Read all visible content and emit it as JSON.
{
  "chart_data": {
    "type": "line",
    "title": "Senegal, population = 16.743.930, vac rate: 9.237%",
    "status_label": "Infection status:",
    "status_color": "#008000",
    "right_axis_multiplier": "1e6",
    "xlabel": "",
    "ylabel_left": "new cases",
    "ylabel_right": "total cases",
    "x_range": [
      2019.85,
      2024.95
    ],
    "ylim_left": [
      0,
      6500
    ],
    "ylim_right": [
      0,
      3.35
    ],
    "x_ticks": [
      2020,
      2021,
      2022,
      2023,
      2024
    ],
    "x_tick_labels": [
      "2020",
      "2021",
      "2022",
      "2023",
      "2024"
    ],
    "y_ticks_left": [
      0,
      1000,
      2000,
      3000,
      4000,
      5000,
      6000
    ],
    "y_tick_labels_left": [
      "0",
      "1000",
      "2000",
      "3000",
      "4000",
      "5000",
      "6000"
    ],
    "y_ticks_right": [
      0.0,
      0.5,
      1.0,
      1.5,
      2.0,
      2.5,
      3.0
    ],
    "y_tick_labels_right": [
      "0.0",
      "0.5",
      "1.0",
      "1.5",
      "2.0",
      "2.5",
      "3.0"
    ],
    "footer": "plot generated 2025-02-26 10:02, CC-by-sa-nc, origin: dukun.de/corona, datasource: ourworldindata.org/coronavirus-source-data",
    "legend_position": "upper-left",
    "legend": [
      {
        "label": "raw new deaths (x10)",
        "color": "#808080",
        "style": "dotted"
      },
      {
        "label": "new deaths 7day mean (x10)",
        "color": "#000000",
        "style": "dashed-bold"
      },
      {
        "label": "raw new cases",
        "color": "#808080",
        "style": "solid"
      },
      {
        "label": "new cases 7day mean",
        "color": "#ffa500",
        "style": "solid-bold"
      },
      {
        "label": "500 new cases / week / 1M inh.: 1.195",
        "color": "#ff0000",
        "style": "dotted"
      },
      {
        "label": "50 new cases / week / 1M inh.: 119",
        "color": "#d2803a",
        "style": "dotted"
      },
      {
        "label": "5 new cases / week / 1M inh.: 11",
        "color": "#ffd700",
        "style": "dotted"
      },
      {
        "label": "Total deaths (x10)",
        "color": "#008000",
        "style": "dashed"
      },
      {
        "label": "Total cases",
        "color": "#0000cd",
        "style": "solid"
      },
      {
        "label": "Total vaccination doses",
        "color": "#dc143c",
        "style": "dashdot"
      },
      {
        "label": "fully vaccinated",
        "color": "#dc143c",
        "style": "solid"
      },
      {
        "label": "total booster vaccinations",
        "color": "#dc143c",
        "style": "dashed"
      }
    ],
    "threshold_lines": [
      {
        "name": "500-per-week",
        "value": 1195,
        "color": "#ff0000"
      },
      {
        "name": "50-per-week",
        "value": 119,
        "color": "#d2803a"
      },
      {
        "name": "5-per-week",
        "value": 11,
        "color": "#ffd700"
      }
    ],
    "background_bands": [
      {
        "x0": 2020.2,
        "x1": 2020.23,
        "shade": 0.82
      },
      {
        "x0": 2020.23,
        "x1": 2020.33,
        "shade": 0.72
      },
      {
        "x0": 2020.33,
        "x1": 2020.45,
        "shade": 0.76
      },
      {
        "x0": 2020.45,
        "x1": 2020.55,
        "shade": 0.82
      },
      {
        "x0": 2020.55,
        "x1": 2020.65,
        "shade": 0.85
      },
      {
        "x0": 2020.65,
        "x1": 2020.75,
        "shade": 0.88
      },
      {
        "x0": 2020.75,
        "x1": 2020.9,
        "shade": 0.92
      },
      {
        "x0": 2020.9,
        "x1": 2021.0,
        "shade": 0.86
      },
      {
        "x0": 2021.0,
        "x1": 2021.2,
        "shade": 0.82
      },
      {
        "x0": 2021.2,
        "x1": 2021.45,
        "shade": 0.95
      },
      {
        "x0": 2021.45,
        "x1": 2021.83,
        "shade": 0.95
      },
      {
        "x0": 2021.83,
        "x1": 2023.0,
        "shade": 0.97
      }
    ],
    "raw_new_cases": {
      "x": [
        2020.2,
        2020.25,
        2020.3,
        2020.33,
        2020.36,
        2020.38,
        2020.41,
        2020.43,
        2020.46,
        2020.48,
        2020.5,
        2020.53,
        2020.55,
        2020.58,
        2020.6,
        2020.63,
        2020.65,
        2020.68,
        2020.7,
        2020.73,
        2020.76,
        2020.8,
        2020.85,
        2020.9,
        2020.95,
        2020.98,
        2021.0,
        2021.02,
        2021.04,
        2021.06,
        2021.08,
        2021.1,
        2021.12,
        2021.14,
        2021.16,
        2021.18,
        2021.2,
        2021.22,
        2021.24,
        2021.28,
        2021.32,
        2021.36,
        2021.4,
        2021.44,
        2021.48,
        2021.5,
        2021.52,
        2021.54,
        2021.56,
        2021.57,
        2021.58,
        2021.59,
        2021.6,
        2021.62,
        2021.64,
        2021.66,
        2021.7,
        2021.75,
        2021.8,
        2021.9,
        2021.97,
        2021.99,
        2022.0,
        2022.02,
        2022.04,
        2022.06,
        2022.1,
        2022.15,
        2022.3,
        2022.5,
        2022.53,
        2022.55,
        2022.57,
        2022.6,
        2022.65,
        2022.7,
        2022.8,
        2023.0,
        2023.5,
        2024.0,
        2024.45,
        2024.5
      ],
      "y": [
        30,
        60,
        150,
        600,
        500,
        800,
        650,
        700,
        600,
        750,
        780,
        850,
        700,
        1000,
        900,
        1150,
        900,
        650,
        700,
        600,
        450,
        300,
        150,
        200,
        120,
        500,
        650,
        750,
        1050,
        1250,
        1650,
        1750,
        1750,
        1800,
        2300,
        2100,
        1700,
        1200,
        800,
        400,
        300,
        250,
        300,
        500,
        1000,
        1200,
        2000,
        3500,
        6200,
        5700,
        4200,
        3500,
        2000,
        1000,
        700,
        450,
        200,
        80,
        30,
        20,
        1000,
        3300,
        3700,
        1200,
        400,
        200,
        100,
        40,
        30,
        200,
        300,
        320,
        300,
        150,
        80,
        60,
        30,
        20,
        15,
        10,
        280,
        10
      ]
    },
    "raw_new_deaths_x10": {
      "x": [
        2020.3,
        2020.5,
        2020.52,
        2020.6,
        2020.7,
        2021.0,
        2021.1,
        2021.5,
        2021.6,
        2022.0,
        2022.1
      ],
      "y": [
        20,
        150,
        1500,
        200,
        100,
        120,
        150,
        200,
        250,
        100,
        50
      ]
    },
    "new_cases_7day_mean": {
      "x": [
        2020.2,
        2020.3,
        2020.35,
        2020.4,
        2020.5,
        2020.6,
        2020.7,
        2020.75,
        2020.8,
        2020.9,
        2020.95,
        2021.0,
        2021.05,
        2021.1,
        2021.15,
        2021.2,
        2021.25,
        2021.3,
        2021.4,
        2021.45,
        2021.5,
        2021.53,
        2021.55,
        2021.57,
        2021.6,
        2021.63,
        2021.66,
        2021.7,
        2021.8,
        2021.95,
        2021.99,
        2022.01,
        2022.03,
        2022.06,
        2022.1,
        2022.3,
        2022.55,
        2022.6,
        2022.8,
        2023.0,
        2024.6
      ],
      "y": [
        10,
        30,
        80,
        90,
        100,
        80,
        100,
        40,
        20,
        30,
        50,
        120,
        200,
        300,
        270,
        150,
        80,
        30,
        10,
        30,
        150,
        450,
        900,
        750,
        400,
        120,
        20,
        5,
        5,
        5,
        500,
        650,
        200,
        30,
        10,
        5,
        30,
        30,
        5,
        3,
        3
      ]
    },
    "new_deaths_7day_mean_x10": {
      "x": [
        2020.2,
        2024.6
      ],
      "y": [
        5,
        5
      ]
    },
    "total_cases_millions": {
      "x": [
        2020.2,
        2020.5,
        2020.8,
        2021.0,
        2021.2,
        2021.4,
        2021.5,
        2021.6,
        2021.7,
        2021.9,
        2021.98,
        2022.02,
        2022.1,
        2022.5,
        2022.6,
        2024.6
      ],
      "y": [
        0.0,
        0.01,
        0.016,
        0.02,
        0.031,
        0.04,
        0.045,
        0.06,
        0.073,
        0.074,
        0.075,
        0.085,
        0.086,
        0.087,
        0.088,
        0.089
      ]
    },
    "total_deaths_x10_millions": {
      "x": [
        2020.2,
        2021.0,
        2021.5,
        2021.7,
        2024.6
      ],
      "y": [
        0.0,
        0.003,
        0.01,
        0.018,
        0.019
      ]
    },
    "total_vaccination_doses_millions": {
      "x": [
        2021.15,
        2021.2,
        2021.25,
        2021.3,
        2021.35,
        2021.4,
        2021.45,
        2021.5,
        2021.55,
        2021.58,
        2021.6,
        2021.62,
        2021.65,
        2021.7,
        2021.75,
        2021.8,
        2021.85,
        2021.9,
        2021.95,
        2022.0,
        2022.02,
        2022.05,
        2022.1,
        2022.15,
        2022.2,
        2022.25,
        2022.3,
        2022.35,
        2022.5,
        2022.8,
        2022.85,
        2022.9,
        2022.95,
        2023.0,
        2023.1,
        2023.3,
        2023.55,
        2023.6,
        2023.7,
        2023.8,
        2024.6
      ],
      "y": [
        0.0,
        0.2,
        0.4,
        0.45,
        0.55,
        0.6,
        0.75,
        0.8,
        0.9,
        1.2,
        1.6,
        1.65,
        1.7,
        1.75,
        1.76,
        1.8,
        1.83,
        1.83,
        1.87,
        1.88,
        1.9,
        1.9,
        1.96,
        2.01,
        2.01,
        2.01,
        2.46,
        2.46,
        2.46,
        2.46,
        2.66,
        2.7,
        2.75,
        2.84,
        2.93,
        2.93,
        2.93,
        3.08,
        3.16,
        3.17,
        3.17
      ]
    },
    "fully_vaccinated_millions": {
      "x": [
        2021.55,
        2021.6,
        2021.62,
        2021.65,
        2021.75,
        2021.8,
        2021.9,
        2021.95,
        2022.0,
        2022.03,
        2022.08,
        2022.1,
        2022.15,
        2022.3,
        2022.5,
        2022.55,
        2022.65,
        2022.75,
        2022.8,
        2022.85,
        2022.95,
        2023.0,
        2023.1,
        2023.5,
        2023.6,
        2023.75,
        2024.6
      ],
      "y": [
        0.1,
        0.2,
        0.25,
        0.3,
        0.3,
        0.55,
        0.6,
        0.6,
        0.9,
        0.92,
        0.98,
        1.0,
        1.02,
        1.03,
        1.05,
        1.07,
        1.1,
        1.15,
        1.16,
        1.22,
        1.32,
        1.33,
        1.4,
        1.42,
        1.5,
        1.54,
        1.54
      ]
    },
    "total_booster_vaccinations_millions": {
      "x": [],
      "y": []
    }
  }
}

════

● **ASSIGNED TASK**
All lines above that include the word "shade" should be located and copied.

● **SOLUTION TO THE EXERCISE**
        "shade": 0.82
        "shade": 0.72
        "shade": 0.76
        "shade": 0.82
        "shade": 0.85
        "shade": 0.88
        "shade": 0.92
        "shade": 0.86
        "shade": 0.82
        "shade": 0.95
        "shade": 0.95
        "shade": 0.97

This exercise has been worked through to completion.